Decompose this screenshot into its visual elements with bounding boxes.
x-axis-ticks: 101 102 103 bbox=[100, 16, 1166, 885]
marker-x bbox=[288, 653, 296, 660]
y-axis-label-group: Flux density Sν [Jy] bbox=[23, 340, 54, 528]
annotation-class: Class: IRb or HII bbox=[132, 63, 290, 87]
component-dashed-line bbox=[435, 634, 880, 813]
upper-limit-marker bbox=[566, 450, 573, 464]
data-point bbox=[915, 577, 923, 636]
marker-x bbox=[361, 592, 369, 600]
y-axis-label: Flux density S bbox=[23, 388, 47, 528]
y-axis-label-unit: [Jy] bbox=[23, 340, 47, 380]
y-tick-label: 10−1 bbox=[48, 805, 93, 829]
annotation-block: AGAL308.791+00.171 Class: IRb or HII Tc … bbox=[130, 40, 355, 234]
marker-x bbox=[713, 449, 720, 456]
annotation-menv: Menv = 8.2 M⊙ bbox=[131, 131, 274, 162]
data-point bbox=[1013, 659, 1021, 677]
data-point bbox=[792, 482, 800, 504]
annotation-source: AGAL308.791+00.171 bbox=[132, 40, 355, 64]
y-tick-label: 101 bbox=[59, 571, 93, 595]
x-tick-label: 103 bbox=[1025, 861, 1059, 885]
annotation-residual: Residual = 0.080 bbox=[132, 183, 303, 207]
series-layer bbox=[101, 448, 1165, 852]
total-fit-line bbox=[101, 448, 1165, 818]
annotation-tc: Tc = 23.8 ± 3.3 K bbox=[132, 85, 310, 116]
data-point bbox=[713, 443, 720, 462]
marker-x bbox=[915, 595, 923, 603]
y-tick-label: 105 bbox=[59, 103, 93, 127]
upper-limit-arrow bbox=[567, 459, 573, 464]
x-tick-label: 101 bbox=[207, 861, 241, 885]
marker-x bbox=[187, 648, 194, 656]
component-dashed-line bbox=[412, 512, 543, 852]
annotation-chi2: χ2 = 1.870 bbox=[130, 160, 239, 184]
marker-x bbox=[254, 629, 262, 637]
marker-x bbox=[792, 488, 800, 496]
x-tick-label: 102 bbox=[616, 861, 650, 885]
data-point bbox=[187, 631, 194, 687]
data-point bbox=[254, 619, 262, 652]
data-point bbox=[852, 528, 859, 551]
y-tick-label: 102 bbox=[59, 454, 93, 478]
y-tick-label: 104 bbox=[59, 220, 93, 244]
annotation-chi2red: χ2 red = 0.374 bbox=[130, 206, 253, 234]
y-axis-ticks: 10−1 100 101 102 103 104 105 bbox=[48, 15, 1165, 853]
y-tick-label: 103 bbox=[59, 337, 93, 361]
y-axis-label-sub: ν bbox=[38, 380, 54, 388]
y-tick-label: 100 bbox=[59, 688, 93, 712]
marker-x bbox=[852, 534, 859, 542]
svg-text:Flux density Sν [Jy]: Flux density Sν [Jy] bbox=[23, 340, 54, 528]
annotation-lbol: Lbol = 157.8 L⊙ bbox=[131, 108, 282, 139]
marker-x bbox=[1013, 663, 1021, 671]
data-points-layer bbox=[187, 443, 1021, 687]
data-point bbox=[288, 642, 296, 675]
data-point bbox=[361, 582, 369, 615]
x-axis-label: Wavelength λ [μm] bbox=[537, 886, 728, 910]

# # #

Aim of the exercise
Copy the material above line for line, leaving every character unchanged.

Correct response
Decompose this screenshot into its visual elements with bounding boxes.
x-axis-ticks: 101 102 103 bbox=[100, 16, 1166, 885]
marker-x bbox=[288, 653, 296, 660]
y-axis-label-group: Flux density Sν [Jy] bbox=[23, 340, 54, 528]
annotation-class: Class: IRb or HII bbox=[132, 63, 290, 87]
component-dashed-line bbox=[435, 634, 880, 813]
upper-limit-marker bbox=[566, 450, 573, 464]
data-point bbox=[915, 577, 923, 636]
marker-x bbox=[361, 592, 369, 600]
y-axis-label: Flux density S bbox=[23, 388, 47, 528]
y-axis-label-unit: [Jy] bbox=[23, 340, 47, 380]
y-tick-label: 10−1 bbox=[48, 805, 93, 829]
annotation-block: AGAL308.791+00.171 Class: IRb or HII Tc … bbox=[130, 40, 355, 234]
marker-x bbox=[713, 449, 720, 456]
annotation-menv: Menv = 8.2 M⊙ bbox=[131, 131, 274, 162]
data-point bbox=[1013, 659, 1021, 677]
data-point bbox=[792, 482, 800, 504]
annotation-source: AGAL308.791+00.171 bbox=[132, 40, 355, 64]
y-tick-label: 101 bbox=[59, 571, 93, 595]
x-tick-label: 103 bbox=[1025, 861, 1059, 885]
annotation-residual: Residual = 0.080 bbox=[132, 183, 303, 207]
series-layer bbox=[101, 448, 1165, 852]
total-fit-line bbox=[101, 448, 1165, 818]
annotation-tc: Tc = 23.8 ± 3.3 K bbox=[132, 85, 310, 116]
data-point bbox=[713, 443, 720, 462]
marker-x bbox=[915, 595, 923, 603]
y-tick-label: 105 bbox=[59, 103, 93, 127]
upper-limit-arrow bbox=[567, 459, 573, 464]
x-tick-label: 101 bbox=[207, 861, 241, 885]
marker-x bbox=[187, 648, 194, 656]
component-dashed-line bbox=[412, 512, 543, 852]
annotation-chi2: χ2 = 1.870 bbox=[130, 160, 239, 184]
marker-x bbox=[254, 629, 262, 637]
marker-x bbox=[792, 488, 800, 496]
x-tick-label: 102 bbox=[616, 861, 650, 885]
data-point bbox=[187, 631, 194, 687]
data-point bbox=[254, 619, 262, 652]
data-point bbox=[852, 528, 859, 551]
y-tick-label: 102 bbox=[59, 454, 93, 478]
y-tick-label: 104 bbox=[59, 220, 93, 244]
annotation-chi2red: χ2 red = 0.374 bbox=[130, 206, 253, 234]
y-axis-ticks: 10−1 100 101 102 103 104 105 bbox=[48, 15, 1165, 853]
y-tick-label: 103 bbox=[59, 337, 93, 361]
y-axis-label-sub: ν bbox=[38, 380, 54, 388]
y-tick-label: 100 bbox=[59, 688, 93, 712]
marker-x bbox=[852, 534, 859, 542]
svg-text:Flux density Sν [Jy]: Flux density Sν [Jy] bbox=[23, 340, 54, 528]
annotation-lbol: Lbol = 157.8 L⊙ bbox=[131, 108, 282, 139]
marker-x bbox=[1013, 663, 1021, 671]
data-points-layer bbox=[187, 443, 1021, 687]
data-point bbox=[288, 642, 296, 675]
data-point bbox=[361, 582, 369, 615]
x-axis-label: Wavelength λ [μm] bbox=[537, 886, 728, 910]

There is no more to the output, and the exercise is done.